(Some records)
# # # # # # #
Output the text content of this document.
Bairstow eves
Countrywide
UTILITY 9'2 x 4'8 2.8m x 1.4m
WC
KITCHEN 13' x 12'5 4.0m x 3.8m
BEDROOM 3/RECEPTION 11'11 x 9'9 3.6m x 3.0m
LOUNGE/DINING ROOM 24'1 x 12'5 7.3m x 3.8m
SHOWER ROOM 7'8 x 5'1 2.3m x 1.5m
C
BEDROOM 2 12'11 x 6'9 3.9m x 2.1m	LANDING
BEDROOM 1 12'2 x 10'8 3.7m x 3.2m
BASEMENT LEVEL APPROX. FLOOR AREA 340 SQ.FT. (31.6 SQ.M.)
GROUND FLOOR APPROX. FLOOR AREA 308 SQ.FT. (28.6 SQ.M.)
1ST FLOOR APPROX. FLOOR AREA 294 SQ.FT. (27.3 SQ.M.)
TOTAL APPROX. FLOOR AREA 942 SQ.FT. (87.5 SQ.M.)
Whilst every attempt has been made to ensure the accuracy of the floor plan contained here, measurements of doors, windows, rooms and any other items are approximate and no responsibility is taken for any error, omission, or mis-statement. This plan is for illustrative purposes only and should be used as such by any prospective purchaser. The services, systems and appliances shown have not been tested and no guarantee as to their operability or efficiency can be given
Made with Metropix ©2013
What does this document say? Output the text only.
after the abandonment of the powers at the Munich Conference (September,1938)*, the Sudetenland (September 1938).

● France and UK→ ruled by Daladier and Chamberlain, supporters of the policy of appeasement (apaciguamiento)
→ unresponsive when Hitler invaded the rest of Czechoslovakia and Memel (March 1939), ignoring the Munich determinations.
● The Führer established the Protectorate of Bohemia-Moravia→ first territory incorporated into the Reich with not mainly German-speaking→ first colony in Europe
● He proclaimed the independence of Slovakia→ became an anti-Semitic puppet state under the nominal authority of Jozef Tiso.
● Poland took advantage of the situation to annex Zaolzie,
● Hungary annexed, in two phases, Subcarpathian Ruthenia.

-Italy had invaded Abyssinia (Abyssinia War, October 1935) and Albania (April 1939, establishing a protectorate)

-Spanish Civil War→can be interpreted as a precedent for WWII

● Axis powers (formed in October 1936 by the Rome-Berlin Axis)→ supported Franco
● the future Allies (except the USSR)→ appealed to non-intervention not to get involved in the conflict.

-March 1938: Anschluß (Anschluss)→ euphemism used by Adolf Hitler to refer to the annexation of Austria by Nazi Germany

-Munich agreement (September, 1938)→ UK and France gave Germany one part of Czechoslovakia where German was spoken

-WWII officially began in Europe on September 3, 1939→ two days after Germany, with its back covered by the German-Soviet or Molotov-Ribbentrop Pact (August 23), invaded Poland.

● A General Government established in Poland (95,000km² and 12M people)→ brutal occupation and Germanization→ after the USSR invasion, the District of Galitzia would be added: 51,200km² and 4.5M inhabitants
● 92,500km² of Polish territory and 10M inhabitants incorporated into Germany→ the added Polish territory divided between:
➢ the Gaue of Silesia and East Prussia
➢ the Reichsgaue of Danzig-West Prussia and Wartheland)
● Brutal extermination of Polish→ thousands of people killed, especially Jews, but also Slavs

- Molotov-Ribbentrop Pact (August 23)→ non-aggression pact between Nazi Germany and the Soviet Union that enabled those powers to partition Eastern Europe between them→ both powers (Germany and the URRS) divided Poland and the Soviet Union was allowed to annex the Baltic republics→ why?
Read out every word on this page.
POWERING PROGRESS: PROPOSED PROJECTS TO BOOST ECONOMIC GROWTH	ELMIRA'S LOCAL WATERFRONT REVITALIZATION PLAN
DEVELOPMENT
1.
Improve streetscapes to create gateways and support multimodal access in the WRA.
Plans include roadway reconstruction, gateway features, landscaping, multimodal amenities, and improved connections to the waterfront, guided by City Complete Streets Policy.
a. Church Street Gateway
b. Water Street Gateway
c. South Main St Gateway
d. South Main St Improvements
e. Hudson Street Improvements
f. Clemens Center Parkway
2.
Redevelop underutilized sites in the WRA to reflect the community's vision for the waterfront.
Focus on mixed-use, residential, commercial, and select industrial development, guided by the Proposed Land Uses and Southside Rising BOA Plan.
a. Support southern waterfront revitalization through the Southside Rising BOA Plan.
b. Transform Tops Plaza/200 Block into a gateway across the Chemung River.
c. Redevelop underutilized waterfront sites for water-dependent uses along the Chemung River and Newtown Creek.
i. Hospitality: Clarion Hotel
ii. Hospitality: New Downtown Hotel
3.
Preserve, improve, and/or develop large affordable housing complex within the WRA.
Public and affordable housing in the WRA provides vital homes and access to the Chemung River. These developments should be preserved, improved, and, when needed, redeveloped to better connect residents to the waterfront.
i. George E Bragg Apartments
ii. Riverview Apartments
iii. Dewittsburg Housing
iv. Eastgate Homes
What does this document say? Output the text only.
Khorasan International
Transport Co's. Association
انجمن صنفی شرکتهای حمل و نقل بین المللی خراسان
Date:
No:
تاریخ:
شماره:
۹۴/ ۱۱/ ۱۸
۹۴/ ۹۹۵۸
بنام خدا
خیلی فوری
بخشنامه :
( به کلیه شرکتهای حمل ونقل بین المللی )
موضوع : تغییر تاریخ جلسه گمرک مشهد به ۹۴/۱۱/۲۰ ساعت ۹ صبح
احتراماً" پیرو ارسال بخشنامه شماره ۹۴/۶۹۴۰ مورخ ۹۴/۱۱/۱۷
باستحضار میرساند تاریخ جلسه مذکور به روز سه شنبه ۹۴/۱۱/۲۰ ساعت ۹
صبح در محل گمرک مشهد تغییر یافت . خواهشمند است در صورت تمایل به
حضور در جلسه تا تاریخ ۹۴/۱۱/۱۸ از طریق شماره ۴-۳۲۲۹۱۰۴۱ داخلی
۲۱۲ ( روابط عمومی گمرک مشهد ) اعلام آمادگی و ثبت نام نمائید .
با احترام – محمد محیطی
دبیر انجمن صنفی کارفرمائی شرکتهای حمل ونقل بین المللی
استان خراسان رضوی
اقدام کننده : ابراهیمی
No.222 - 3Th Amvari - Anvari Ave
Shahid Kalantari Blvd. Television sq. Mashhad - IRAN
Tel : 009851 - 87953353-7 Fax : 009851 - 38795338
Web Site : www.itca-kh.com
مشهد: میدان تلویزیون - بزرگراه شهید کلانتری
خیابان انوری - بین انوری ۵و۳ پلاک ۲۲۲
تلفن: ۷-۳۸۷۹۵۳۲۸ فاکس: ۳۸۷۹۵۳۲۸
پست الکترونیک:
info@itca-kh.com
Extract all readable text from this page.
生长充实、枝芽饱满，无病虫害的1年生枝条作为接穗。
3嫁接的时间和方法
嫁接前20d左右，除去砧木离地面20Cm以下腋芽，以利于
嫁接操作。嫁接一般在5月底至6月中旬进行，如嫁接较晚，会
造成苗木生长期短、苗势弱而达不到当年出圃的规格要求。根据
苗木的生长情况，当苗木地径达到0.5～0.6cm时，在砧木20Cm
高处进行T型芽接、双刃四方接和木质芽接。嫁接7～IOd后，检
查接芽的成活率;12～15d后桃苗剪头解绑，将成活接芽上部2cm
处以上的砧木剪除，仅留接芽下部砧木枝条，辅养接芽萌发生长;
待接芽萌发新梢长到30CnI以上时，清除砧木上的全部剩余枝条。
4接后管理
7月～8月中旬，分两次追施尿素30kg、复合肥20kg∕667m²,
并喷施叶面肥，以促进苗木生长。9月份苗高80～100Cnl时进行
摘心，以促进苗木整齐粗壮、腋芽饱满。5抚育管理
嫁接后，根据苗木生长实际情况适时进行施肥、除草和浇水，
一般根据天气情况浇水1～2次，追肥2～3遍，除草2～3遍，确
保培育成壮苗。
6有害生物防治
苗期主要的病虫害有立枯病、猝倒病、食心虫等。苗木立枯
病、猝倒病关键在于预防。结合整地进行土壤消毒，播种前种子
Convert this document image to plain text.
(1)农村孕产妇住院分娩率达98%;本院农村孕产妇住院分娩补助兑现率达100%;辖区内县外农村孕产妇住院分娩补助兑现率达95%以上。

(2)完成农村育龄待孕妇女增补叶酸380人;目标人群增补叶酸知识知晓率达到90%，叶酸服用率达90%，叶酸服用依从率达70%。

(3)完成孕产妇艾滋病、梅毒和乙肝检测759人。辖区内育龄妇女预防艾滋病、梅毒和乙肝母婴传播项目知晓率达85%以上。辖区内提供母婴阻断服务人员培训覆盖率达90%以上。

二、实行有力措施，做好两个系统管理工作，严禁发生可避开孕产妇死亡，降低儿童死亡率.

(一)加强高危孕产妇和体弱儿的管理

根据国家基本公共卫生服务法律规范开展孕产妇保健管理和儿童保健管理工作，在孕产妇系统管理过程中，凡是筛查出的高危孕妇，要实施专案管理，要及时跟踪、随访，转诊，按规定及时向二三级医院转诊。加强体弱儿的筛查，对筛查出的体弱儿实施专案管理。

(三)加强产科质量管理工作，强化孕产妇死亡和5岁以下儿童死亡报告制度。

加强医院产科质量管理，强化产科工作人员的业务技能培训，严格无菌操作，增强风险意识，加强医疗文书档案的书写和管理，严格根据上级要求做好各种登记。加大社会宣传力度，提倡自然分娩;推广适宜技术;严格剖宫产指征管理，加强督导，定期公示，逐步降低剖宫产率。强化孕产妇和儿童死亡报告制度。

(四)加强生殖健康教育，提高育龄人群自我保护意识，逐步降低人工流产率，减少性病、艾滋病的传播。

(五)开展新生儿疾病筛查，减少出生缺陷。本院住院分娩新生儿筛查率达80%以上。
# # # # # # #
= WHAT THE TASK ASKS =
Working from the entries above, return all lines that contain "multimodal".

= COMPLETE OUTPUT =
Improve streetscapes to create gateways and support multimodal access in the WRA.
Plans include roadway reconstruction, gateway features, landscaping, multimodal amenities, and improved connections to the waterfront, guided by City Complete Streets Policy.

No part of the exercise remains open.